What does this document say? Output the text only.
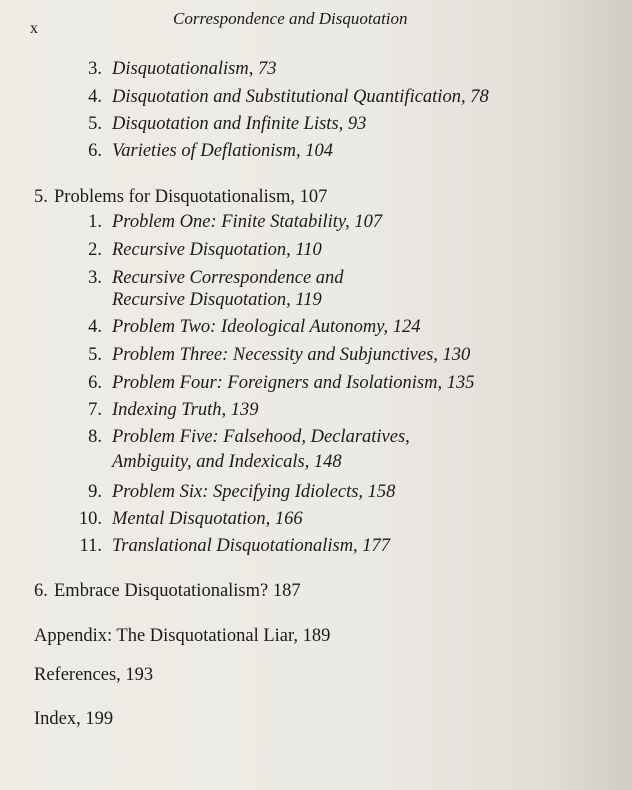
x
Correspondence and Disquotation
3. Disquotationalism, 73
4. Disquotation and Substitutional Quantification, 78
5. Disquotation and Infinite Lists, 93
6. Varieties of Deflationism, 104
5. Problems for Disquotationalism, 107
1. Problem One: Finite Statability, 107
2. Recursive Disquotation, 110
3. Recursive Correspondence and
Recursive Disquotation, 119
4. Problem Two: Ideological Autonomy, 124
5. Problem Three: Necessity and Subjunctives, 130
6. Problem Four: Foreigners and Isolationism, 135
7. Indexing Truth, 139
8. Problem Five: Falsehood, Declaratives,
Ambiguity, and Indexicals, 148
9. Problem Six: Specifying Idiolects, 158
10. Mental Disquotation, 166
11. Translational Disquotationalism, 177
6. Embrace Disquotationalism? 187
Appendix: The Disquotational Liar, 189
References, 193
Index, 199
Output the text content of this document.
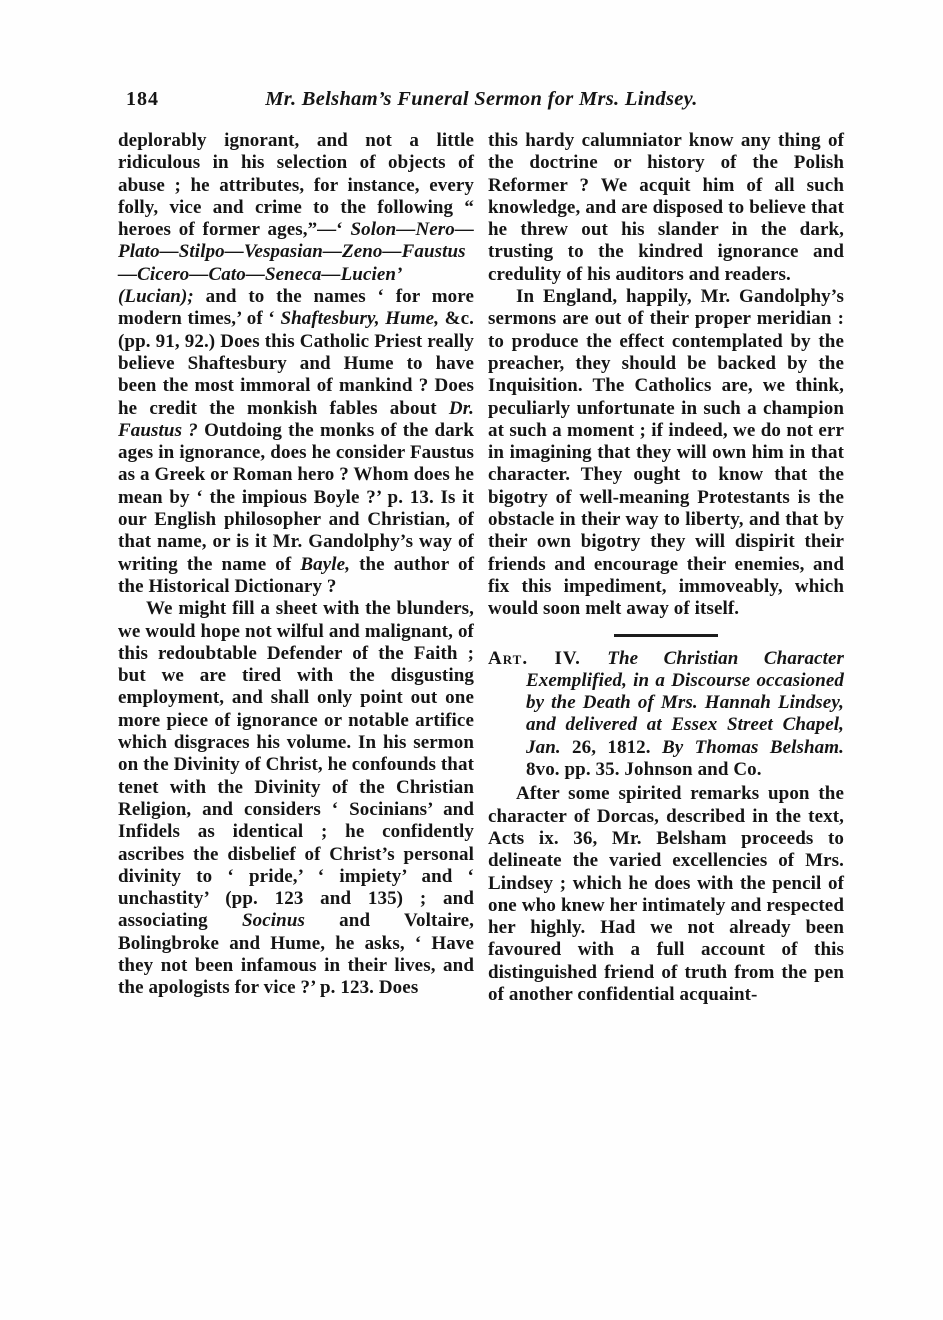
184	Mr. Belsham’s Funeral Sermon for Mrs. Lindsey.

deplorably ignorant, and not a little ridiculous in his selection of objects of abuse ; he attributes, for instance, every folly, vice and crime to the following “ heroes of former ages,”—‘ Solon—Nero—Plato—Stilpo—Vespasian—Zeno—Faustus—Cicero—Cato—Seneca—Lucien’ (Lucian); and to the names ‘ for more modern times,’ of ‘ Shaftesbury, Hume, &c. (pp. 91, 92.) Does this Catholic Priest really believe Shaftesbury and Hume to have been the most immoral of mankind ? Does he credit the monkish fables about Dr. Faustus ? Outdoing the monks of the dark ages in ignorance, does he consider Faustus as a Greek or Roman hero ? Whom does he mean by ‘ the impious Boyle ?’ p. 13. Is it our English philosopher and Christian, of that name, or is it Mr. Gandolphy’s way of writing the name of Bayle, the author of the Historical Dictionary ?

We might fill a sheet with the blunders, we would hope not wilful and malignant, of this redoubtable Defender of the Faith ; but we are tired with the disgusting employment, and shall only point out one more piece of ignorance or notable artifice which disgraces his volume. In his sermon on the Divinity of Christ, he confounds that tenet with the Divinity of the Christian Religion, and considers ‘ Socinians’ and Infidels as identical ; he confidently ascribes the disbelief of Christ’s personal divinity to ‘ pride,’ ‘ impiety’ and ‘ unchastity’ (pp. 123 and 135) ; and associating Socinus and Voltaire, Bolingbroke and Hume, he asks, ‘ Have they not been infamous in their lives, and the apologists for vice ?’ p. 123. Does

this hardy calumniator know any thing of the doctrine or history of the Polish Reformer ? We acquit him of all such knowledge, and are disposed to believe that he threw out his slander in the dark, trusting to the kindred ignorance and credulity of his auditors and readers.

In England, happily, Mr. Gandolphy’s sermons are out of their proper meridian : to produce the effect contemplated by the preacher, they should be backed by the Inquisition. The Catholics are, we think, peculiarly unfortunate in such a champion at such a moment ; if indeed, we do not err in imagining that they will own him in that character. They ought to know that the bigotry of well-meaning Protestants is the obstacle in their way to liberty, and that by their own bigotry they will dispirit their friends and encourage their enemies, and fix this impediment, immoveably, which would soon melt away of itself.

Art. IV. The Christian Character Exemplified, in a Discourse occasioned by the Death of Mrs. Hannah Lindsey, and delivered at Essex Street Chapel, Jan. 26, 1812. By Thomas Belsham. 8vo. pp. 35. Johnson and Co.

After some spirited remarks upon the character of Dorcas, described in the text, Acts ix. 36, Mr. Belsham proceeds to delineate the varied excellencies of Mrs. Lindsey ; which he does with the pencil of one who knew her intimately and respected her highly. Had we not already been favoured with a full account of this distinguished friend of truth from the pen of another confidential acquaint-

══════════

Collect the lines of the data that carry the word "dark".

■ ANSWER TO THE PROBLEM:
deplorably ignorant, and not a little ridiculous in his selection of objects of abuse ; he attributes, for instance, every folly, vice and crime to the following “ heroes of former ages,”—‘ Solon—Nero—Plato—Stilpo—Vespasian—Zeno—Faustus—Cicero—Cato—Seneca—Lucien’ (Lucian); and to the names ‘ for more modern times,’ of ‘ Shaftesbury, Hume, &c. (pp. 91, 92.) Does this Catholic Priest really believe Shaftesbury and Hume to have been the most immoral of mankind ? Does he credit the monkish fables about Dr. Faustus ? Outdoing the monks of the dark ages in ignorance, does he consider Faustus as a Greek or Roman hero ? Whom does he mean by ‘ the impious Boyle ?’ p. 13. Is it our English philosopher and Christian, of that name, or is it Mr. Gandolphy’s way of writing the name of Bayle, the author of the Historical Dictionary ?
this hardy calumniator know any thing of the doctrine or history of the Polish Reformer ? We acquit him of all such knowledge, and are disposed to believe that he threw out his slander in the dark, trusting to the kindred ignorance and credulity of his auditors and readers.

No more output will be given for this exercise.